WORK TO DO
Where the data below has the string "imposition", return the whole line.

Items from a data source
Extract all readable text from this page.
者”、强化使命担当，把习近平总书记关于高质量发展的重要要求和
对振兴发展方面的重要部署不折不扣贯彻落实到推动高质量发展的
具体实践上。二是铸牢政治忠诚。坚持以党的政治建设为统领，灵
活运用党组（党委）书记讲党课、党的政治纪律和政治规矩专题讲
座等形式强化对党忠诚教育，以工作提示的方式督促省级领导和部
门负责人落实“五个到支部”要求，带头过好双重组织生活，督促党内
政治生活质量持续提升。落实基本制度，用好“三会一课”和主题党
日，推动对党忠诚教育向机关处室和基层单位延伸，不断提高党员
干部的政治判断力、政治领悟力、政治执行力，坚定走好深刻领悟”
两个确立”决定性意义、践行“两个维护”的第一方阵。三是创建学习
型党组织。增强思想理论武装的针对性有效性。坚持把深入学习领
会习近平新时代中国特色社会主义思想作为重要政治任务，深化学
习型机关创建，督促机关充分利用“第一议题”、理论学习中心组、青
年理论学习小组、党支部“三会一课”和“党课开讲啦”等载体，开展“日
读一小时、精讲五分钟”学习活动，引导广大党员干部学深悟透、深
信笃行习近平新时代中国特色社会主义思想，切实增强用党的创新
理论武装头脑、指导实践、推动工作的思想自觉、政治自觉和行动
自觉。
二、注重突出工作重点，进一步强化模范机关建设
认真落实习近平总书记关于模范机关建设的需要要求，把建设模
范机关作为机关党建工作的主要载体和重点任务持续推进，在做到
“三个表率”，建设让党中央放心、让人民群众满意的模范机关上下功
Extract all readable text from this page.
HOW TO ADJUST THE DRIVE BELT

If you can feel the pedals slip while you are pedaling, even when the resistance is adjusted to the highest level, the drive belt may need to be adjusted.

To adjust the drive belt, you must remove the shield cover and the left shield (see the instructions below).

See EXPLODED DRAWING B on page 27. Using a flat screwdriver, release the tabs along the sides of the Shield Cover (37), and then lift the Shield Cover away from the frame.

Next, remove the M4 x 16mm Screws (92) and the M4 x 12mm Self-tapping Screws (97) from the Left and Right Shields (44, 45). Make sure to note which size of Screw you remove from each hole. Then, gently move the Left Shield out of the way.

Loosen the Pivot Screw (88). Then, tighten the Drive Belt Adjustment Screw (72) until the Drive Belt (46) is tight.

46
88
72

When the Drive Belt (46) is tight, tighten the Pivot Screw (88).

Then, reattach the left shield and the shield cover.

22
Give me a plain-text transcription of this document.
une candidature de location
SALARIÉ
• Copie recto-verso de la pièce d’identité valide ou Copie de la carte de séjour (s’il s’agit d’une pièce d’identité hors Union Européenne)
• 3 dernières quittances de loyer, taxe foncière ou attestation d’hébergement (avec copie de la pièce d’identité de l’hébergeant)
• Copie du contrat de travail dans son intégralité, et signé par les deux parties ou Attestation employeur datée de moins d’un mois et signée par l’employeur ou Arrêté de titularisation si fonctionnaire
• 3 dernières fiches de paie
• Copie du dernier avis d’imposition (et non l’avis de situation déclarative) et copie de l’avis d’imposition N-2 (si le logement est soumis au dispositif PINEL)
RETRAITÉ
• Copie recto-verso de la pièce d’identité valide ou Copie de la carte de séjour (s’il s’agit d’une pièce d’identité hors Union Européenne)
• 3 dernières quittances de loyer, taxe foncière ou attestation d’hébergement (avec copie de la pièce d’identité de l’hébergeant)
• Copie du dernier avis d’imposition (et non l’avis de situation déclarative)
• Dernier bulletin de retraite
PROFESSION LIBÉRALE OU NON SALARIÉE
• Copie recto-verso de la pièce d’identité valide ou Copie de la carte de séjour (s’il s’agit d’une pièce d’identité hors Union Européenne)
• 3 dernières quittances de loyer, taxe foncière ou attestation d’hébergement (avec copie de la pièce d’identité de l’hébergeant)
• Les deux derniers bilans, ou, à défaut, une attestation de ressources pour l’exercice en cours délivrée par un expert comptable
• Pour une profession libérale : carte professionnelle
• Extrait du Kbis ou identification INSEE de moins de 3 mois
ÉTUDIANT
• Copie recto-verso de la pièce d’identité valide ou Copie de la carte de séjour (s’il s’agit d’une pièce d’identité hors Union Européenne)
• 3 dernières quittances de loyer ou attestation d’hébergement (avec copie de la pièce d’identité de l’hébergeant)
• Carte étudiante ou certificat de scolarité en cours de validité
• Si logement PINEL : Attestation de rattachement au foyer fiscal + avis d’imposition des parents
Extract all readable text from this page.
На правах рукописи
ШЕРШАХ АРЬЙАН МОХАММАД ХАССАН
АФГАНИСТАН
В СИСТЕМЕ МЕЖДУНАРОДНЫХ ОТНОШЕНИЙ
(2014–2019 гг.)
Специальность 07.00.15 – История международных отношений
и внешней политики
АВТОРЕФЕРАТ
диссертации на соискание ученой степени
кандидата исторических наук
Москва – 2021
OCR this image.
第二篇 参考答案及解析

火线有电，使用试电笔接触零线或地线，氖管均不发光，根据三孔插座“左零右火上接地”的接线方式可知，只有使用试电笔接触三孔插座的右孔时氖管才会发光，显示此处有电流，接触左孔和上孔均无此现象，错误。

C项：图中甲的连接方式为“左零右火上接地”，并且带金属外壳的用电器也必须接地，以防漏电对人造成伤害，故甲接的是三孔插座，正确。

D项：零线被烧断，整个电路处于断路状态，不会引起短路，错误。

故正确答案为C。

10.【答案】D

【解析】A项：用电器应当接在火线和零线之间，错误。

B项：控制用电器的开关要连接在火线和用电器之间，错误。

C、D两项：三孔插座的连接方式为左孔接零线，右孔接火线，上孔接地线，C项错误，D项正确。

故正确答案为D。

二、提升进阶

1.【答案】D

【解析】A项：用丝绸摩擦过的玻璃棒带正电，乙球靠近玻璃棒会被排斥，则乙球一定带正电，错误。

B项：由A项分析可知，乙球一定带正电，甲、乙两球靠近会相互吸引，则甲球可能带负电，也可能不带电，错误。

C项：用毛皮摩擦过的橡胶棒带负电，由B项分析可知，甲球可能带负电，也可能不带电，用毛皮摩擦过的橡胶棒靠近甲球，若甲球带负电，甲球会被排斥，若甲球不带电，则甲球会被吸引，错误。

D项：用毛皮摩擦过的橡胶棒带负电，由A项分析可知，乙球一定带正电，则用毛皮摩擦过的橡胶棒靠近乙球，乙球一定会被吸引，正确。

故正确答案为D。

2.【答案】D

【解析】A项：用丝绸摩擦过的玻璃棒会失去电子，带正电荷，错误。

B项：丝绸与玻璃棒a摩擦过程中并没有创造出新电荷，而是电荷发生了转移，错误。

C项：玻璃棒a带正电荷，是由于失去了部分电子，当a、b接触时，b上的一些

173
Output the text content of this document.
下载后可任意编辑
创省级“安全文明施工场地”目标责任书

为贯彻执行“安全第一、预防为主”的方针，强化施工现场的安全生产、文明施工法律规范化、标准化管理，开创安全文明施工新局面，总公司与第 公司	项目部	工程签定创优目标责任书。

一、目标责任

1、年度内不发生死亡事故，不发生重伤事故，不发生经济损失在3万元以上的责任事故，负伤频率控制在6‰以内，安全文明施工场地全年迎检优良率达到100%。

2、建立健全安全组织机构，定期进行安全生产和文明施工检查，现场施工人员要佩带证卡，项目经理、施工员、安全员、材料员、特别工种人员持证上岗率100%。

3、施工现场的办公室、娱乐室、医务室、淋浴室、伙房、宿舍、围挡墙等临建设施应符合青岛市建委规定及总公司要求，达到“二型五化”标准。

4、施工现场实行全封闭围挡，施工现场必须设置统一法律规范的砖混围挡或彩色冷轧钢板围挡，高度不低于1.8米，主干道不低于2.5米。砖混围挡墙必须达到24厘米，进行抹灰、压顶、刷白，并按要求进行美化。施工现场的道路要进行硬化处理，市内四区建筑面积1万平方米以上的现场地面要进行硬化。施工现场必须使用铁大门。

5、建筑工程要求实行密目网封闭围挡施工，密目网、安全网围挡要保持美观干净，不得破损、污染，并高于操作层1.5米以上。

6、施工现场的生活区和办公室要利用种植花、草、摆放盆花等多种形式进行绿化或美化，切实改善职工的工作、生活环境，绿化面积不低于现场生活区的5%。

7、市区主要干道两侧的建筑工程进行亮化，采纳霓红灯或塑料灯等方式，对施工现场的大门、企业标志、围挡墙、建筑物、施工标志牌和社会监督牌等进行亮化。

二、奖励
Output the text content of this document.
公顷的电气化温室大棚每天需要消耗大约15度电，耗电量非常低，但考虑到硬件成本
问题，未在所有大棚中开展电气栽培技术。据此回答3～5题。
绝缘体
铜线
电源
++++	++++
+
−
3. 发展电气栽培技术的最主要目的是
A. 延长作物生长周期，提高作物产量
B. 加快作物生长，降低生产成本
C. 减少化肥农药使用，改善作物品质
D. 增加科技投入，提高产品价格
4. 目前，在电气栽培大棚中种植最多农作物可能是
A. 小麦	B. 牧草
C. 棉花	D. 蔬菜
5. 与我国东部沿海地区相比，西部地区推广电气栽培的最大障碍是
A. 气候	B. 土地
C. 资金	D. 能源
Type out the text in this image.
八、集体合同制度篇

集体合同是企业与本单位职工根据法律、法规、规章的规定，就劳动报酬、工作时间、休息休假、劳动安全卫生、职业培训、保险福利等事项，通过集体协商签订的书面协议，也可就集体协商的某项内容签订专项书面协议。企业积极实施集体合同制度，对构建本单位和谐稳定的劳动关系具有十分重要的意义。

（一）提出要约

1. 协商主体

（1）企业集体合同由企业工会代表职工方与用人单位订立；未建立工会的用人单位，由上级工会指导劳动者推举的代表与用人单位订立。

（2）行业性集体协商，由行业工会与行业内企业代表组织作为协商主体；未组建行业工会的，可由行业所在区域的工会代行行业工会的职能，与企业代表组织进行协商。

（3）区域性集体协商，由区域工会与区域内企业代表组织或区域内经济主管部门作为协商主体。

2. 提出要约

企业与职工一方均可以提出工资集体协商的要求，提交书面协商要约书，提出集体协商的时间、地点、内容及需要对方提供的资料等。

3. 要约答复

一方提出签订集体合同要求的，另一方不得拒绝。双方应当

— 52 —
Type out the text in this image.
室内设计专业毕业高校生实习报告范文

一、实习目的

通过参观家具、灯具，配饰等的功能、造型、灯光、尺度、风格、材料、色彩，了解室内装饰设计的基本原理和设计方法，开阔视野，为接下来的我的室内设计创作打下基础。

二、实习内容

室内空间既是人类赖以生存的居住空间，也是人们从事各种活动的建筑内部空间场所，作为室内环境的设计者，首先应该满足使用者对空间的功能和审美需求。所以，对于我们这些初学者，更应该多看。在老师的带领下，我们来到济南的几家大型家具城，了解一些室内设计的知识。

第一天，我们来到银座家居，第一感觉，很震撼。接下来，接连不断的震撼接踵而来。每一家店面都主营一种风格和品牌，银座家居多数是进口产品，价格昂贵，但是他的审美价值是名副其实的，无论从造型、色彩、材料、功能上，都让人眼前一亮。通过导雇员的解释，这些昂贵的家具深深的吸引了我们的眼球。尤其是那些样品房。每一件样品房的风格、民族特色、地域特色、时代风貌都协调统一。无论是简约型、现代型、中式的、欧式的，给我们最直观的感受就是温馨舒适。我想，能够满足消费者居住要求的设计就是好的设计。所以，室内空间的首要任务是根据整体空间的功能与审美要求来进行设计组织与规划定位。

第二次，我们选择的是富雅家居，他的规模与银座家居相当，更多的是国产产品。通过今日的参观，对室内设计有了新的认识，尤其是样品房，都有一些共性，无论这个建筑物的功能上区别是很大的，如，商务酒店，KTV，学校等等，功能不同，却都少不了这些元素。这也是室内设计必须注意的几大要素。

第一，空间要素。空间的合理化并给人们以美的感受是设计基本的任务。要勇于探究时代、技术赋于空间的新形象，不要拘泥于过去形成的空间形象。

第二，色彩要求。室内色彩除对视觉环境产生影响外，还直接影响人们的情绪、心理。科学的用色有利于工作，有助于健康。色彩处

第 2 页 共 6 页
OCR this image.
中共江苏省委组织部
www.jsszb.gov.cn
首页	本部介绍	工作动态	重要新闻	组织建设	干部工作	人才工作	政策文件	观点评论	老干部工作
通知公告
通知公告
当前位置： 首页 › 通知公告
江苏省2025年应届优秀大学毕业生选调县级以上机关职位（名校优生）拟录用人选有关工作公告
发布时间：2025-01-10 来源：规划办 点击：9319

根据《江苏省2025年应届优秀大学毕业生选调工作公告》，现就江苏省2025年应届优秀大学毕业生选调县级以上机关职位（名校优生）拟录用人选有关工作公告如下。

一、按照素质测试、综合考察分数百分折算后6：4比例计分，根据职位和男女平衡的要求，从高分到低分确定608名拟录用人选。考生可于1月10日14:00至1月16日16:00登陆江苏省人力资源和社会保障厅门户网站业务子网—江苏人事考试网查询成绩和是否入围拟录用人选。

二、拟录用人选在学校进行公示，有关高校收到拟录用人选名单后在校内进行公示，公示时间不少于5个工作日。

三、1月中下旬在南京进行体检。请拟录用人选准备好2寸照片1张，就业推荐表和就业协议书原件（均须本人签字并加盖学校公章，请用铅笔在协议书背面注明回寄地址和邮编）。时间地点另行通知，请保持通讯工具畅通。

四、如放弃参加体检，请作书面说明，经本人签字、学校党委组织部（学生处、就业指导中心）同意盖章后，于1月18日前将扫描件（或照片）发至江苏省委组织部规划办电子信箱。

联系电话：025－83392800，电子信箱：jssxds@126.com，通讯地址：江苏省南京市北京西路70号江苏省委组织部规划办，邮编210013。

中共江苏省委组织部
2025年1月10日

COMPLETED TASK
• Copie du dernier avis d’imposition (et non l’avis de situation déclarative) et copie de l’avis d’imposition N-2 (si le logement est soumis au dispositif PINEL)
• Copie du dernier avis d’imposition (et non l’avis de situation déclarative)
• Si logement PINEL : Attestation de rattachement au foyer fiscal + avis d’imposition des parents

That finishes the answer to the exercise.